:: MATERIAL SUPPLIED
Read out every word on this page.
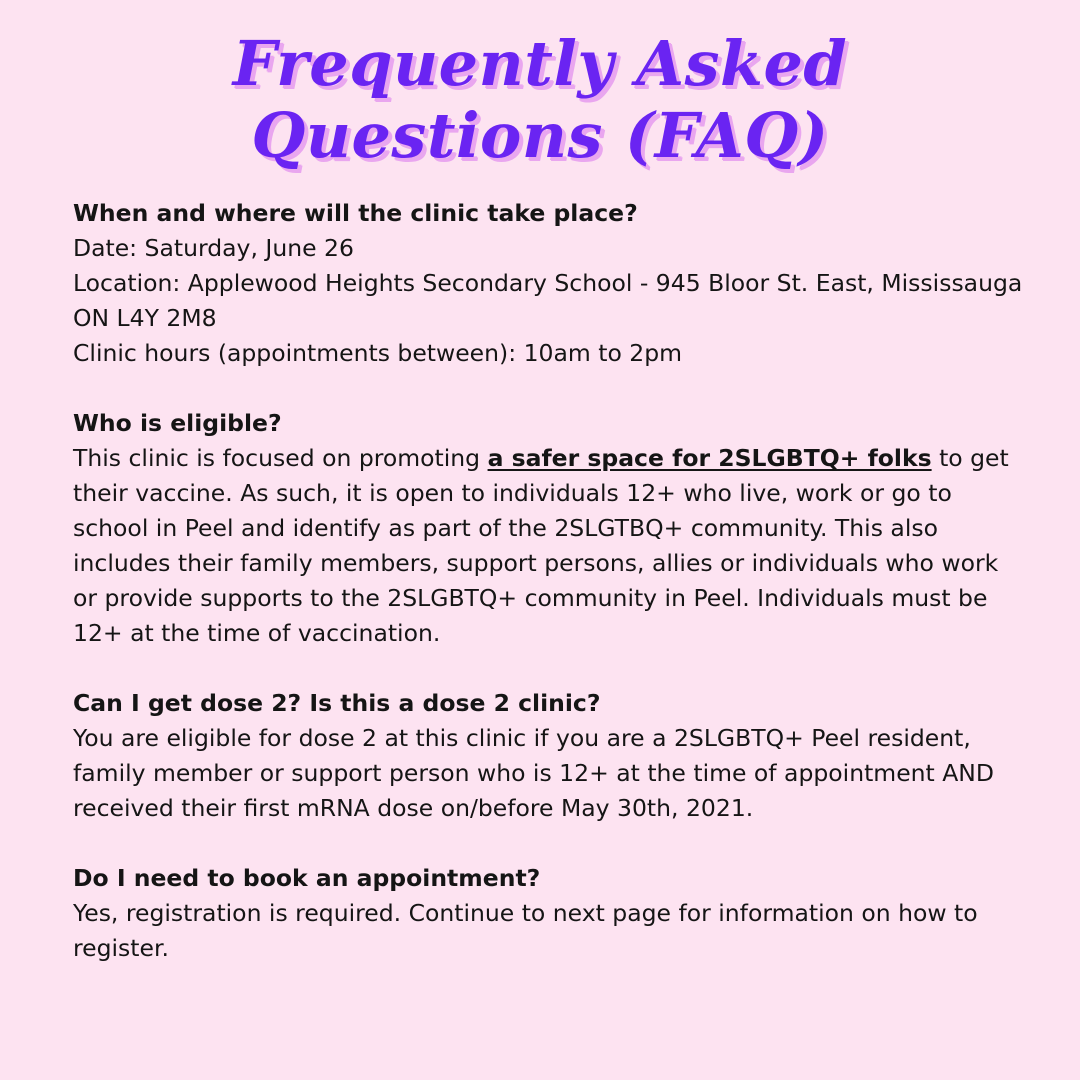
Frequently Asked
Questions (FAQ)

When and where will the clinic take place?
Date: Saturday, June 26
Location: Applewood Heights Secondary School - 945 Bloor St. East, Mississauga ON L4Y 2M8
Clinic hours (appointments between): 10am to 2pm

Who is eligible?
This clinic is focused on promoting a safer space for 2SLGBTQ+ folks to get their vaccine. As such, it is open to individuals 12+ who live, work or go to school in Peel and identify as part of the 2SLGTBQ+ community. This also includes their family members, support persons, allies or individuals who work or provide supports to the 2SLGBTQ+ community in Peel. Individuals must be 12+ at the time of vaccination.

Can I get dose 2? Is this a dose 2 clinic?
You are eligible for dose 2 at this clinic if you are a 2SLGBTQ+ Peel resident, family member or support person who is 12+ at the time of appointment AND received their first mRNA dose on/before May 30th, 2021.

Do I need to book an appointment?
Yes, registration is required. Continue to next page for information on how to register.
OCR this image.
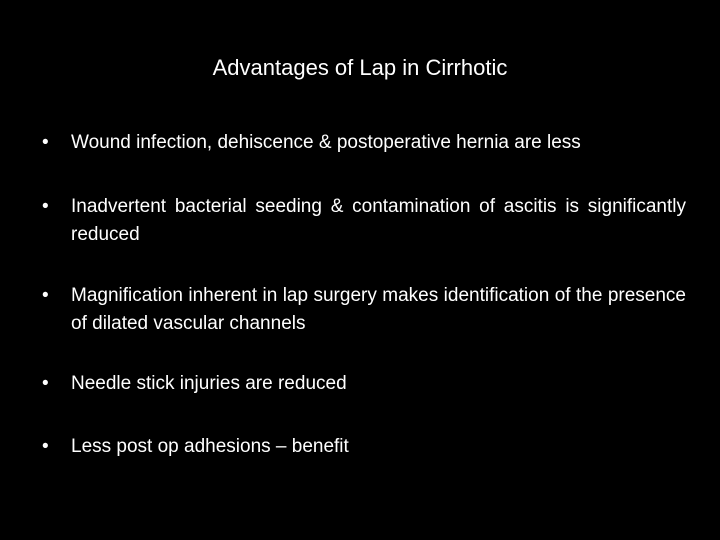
Advantages of Lap in Cirrhotic
•	Wound infection, dehiscence & postoperative hernia are less
•	Inadvertent bacterial seeding & contamination of ascitis is significantly reduced
•	Magnification inherent in lap surgery makes identification of the presence of dilated vascular channels
•	Needle stick injuries are reduced
•	Less post op adhesions – benefit
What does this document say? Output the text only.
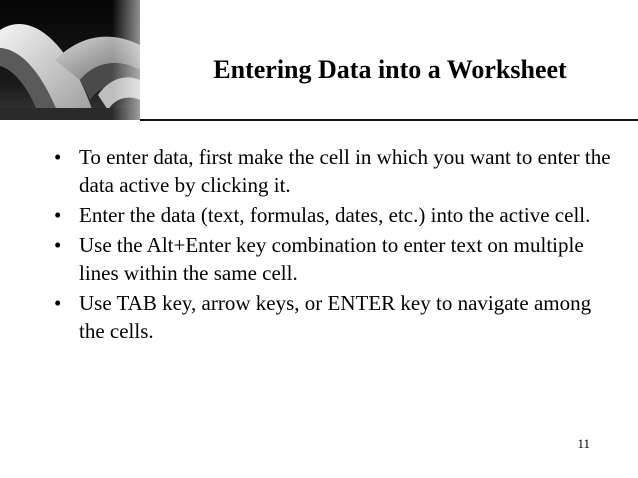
Entering Data into a Worksheet
• To enter data, first make the cell in which you want to enter the data active by clicking it.
• Enter the data (text, formulas, dates, etc.) into the active cell.
• Use the Alt+Enter key combination to enter text on multiple lines within the same cell.
• Use TAB key, arrow keys, or ENTER key to navigate among the cells.
11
::::
WHAT YOU NEED TO DO | With the images excluded, output every record verbatim.

EXERCISE OUTPUT |
Read out every word on this page.
Frequently Asked
Questions (FAQ)

When and where will the clinic take place?
Date: Saturday, June 26
Location: Applewood Heights Secondary School - 945 Bloor St. East, Mississauga ON L4Y 2M8
Clinic hours (appointments between): 10am to 2pm

Who is eligible?
This clinic is focused on promoting a safer space for 2SLGBTQ+ folks to get their vaccine. As such, it is open to individuals 12+ who live, work or go to school in Peel and identify as part of the 2SLGTBQ+ community. This also includes their family members, support persons, allies or individuals who work or provide supports to the 2SLGBTQ+ community in Peel. Individuals must be 12+ at the time of vaccination.

Can I get dose 2? Is this a dose 2 clinic?
You are eligible for dose 2 at this clinic if you are a 2SLGBTQ+ Peel resident, family member or support person who is 12+ at the time of appointment AND received their first mRNA dose on/before May 30th, 2021.

Do I need to book an appointment?
Yes, registration is required. Continue to next page for information on how to register.
OCR this image.
Advantages of Lap in Cirrhotic
•	Wound infection, dehiscence & postoperative hernia are less
•	Inadvertent bacterial seeding & contamination of ascitis is significantly reduced
•	Magnification inherent in lap surgery makes identification of the presence of dilated vascular channels
•	Needle stick injuries are reduced
•	Less post op adhesions – benefit
What does this document say? Output the text only.
Entering Data into a Worksheet
• To enter data, first make the cell in which you want to enter the data active by clicking it.
• Enter the data (text, formulas, dates, etc.) into the active cell.
• Use the Alt+Enter key combination to enter text on multiple lines within the same cell.
• Use TAB key, arrow keys, or ENTER key to navigate among the cells.
11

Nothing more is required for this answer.